⟨

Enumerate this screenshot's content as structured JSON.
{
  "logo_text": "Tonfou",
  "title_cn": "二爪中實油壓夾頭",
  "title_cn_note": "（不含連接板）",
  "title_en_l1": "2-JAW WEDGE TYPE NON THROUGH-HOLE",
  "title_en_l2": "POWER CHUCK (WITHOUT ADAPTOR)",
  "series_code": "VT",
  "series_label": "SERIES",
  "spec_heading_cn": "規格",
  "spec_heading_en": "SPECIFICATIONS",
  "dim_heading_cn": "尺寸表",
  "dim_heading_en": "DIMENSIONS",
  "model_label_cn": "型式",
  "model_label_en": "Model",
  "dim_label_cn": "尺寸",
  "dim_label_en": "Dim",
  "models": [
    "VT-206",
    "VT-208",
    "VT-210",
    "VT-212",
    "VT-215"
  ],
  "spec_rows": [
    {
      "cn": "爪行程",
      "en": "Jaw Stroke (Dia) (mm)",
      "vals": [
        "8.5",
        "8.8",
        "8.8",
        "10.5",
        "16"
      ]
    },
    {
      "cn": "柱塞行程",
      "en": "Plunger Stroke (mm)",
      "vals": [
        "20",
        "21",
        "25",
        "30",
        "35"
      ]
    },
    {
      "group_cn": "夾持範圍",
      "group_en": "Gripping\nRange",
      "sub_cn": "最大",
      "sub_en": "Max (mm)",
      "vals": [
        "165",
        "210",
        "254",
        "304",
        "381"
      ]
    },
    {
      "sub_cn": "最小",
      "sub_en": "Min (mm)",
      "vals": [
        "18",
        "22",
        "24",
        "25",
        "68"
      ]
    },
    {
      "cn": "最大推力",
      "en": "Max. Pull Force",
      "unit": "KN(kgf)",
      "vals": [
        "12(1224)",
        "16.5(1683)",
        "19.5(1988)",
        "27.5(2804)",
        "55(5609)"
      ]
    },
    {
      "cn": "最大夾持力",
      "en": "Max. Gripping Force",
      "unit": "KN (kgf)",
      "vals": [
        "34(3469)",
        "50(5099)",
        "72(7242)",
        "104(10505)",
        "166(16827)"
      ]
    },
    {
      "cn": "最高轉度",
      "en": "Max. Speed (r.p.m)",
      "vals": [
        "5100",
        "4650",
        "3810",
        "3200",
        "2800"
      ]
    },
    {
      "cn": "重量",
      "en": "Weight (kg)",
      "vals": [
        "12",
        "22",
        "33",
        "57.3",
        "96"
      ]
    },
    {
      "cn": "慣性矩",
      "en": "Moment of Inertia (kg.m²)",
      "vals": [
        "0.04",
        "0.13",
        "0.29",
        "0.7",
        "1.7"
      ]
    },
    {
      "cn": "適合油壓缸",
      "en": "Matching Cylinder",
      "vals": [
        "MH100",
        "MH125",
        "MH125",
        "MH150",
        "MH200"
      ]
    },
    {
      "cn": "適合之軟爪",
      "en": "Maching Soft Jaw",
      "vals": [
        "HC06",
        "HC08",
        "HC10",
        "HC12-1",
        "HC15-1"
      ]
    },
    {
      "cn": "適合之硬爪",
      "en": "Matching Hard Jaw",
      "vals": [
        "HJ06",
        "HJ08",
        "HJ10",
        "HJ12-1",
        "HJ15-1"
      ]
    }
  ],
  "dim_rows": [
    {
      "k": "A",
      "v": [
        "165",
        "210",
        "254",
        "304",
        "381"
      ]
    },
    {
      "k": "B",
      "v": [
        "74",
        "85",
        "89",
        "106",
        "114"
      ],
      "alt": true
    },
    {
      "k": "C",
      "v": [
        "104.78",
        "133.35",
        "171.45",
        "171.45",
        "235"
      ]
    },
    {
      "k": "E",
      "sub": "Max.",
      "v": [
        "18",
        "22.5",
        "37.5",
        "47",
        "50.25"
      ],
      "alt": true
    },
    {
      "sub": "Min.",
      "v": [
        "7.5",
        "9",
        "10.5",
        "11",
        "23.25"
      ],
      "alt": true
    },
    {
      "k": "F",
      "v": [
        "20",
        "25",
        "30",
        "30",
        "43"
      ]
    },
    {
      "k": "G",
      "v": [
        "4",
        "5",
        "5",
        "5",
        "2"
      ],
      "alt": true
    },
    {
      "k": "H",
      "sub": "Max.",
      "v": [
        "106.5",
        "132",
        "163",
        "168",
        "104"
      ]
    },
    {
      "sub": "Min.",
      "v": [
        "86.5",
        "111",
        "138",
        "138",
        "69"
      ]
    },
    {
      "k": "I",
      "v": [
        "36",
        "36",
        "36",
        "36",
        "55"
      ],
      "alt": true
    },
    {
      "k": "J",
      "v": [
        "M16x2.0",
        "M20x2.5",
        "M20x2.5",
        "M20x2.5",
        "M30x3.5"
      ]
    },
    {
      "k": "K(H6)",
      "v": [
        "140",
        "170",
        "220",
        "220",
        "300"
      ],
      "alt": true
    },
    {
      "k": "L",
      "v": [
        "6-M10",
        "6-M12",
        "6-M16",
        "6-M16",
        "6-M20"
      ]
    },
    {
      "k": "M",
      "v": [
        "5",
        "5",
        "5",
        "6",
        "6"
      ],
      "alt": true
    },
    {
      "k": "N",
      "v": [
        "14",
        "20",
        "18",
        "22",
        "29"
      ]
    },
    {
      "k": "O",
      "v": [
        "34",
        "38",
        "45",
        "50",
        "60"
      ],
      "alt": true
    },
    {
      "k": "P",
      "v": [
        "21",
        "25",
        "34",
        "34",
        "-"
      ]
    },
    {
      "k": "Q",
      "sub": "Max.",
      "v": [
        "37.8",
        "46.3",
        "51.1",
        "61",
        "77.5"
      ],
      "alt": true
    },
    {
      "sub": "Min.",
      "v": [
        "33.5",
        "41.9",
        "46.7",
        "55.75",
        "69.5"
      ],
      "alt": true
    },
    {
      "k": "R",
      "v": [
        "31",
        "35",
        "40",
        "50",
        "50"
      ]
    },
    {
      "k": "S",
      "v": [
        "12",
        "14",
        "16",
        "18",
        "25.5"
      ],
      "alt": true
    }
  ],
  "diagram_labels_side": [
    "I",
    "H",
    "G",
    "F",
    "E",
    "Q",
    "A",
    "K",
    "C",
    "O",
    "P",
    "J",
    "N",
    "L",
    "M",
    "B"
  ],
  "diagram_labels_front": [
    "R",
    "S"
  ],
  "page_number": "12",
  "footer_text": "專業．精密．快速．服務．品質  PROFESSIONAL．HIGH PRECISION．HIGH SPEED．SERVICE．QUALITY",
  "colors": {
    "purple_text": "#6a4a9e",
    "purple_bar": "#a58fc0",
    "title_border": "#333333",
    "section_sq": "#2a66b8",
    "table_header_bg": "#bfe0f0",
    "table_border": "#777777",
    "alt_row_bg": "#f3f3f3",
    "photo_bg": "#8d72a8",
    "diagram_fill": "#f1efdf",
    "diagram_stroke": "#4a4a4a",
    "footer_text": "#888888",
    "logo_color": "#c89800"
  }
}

⟩

■ Problem details
Return every line above in which the string "Force" occurs.

■ Completed exercise
      "en": "Max. Pull Force",
      "en": "Max. Gripping Force",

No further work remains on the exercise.